Start Input data

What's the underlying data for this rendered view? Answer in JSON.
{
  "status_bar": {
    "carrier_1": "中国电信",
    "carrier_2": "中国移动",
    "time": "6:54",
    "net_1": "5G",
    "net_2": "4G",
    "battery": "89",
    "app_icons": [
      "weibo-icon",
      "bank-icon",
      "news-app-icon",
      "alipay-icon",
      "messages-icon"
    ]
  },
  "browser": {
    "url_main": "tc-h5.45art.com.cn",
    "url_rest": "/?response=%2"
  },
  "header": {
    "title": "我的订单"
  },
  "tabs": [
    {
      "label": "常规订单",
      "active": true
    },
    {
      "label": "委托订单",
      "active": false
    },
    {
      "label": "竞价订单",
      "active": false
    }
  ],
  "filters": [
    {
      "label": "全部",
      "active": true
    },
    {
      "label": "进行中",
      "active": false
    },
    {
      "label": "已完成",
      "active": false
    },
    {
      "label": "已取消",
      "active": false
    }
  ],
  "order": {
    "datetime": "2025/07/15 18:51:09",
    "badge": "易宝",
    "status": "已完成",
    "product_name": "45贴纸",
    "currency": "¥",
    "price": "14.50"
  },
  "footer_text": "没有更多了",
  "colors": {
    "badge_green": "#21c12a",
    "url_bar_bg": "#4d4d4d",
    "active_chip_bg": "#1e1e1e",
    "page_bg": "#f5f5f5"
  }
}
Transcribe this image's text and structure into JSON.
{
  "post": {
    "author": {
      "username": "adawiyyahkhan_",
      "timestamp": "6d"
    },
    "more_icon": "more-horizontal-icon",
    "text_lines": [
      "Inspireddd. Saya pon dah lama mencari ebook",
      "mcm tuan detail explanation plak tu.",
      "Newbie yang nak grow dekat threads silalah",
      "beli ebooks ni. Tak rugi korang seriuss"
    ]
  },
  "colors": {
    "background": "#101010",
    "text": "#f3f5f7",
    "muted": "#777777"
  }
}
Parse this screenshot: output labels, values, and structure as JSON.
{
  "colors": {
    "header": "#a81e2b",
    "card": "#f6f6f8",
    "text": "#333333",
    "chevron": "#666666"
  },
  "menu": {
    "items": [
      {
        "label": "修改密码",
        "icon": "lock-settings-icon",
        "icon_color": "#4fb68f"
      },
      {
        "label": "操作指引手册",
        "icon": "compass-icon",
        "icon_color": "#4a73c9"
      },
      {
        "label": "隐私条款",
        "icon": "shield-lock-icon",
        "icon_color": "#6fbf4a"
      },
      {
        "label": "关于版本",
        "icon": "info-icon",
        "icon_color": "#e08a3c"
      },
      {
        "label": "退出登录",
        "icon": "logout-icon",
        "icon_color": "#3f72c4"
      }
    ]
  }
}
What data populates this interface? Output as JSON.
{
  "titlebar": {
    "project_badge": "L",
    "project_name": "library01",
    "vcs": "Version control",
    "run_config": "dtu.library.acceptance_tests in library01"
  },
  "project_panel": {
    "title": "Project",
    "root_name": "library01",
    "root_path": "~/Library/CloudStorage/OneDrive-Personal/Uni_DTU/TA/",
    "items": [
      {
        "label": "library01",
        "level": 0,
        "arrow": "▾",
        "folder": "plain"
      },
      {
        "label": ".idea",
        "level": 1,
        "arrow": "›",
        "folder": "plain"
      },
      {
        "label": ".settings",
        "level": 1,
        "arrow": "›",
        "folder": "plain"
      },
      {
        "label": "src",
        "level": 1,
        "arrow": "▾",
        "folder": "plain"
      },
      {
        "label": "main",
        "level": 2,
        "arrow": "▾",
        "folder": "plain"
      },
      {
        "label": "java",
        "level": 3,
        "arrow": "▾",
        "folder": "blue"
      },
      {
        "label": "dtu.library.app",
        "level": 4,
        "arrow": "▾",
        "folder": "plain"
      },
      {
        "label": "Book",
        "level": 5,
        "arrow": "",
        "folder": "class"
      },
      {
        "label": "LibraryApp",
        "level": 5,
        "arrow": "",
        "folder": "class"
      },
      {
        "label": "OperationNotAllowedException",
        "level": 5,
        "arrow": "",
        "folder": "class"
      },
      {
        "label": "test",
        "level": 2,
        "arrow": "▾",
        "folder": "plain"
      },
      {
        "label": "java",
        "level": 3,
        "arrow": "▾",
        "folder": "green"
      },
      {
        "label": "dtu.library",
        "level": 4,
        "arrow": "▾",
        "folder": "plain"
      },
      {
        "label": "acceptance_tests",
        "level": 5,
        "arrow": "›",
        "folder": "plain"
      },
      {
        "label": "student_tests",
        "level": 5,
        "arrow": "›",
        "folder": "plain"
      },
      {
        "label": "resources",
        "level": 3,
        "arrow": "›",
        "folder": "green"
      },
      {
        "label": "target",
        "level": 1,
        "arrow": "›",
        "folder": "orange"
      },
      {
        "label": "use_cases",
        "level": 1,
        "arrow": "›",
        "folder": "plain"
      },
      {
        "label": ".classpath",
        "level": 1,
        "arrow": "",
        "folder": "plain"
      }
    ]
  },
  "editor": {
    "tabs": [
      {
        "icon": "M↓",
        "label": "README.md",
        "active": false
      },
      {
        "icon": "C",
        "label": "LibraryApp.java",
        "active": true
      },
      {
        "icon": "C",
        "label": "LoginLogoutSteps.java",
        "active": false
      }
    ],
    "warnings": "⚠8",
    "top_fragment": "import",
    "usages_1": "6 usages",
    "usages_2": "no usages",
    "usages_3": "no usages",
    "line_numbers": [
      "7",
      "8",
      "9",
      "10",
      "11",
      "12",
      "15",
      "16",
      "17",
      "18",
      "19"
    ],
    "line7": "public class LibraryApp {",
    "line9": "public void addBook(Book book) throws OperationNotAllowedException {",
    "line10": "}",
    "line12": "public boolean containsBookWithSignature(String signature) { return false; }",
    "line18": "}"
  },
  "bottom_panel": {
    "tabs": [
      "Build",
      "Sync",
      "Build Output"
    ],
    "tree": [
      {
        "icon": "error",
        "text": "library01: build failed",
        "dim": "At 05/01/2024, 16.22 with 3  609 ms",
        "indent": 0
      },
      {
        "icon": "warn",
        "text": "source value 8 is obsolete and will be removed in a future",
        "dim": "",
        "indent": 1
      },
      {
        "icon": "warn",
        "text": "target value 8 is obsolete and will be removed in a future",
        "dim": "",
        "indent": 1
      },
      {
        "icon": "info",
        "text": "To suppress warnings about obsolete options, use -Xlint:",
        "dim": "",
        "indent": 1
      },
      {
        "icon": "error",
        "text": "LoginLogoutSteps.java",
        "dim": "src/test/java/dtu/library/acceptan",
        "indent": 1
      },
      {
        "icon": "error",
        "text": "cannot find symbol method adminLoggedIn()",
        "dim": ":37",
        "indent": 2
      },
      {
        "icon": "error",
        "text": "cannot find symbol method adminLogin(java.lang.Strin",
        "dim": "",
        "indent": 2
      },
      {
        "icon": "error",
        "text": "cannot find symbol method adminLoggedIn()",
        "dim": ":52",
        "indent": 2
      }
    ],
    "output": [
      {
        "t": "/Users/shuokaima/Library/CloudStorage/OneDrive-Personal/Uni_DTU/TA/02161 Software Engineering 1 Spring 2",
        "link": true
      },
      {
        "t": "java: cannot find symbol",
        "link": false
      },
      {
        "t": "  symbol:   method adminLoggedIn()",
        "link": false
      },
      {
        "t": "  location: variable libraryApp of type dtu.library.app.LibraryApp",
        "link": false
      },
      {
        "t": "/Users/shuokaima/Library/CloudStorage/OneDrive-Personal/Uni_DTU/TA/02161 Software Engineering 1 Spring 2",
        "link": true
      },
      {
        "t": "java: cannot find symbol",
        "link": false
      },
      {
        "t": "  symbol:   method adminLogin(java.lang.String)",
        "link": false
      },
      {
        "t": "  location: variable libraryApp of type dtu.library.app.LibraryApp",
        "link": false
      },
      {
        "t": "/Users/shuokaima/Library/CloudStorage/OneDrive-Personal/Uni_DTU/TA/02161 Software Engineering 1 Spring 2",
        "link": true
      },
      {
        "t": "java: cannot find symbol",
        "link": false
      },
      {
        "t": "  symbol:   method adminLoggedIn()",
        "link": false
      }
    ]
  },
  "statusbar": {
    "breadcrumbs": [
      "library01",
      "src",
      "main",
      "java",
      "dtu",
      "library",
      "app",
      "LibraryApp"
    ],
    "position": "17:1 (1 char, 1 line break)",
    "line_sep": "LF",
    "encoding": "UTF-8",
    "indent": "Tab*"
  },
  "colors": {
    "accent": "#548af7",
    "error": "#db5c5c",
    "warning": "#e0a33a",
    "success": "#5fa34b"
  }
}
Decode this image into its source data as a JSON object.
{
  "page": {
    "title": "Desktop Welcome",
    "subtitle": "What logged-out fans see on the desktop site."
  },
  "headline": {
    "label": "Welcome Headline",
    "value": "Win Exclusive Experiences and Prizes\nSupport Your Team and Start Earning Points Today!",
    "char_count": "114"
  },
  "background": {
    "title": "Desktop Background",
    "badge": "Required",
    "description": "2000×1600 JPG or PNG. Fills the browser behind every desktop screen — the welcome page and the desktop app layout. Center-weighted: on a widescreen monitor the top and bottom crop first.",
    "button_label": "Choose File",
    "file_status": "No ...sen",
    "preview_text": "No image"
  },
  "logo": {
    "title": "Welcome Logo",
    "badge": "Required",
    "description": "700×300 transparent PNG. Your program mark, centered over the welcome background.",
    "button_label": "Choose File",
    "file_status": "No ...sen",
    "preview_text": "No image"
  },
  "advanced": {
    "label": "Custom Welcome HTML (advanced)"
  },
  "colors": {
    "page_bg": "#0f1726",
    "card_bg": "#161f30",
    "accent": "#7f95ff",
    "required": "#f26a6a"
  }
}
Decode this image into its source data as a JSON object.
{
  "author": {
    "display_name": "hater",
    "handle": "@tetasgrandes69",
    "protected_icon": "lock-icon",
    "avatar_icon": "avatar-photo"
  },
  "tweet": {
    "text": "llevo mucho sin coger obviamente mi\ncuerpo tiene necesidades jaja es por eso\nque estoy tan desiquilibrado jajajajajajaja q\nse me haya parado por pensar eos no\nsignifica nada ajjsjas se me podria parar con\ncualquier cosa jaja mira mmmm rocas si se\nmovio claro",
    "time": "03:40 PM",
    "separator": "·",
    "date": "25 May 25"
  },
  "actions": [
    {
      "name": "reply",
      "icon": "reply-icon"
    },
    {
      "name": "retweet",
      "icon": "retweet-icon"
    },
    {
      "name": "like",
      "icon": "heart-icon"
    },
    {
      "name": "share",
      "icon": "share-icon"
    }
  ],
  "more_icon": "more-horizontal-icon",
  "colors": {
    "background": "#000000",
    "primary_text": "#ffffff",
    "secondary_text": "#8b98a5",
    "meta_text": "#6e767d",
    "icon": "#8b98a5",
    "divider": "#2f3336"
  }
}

End Input data

(Short problem):
Make a copy of each line that contains the string "lang".

(Exercise answer):
        "text": "cannot find symbol method adminLogin(java.lang.Strin",
        "t": "  symbol:   method adminLogin(java.lang.String)",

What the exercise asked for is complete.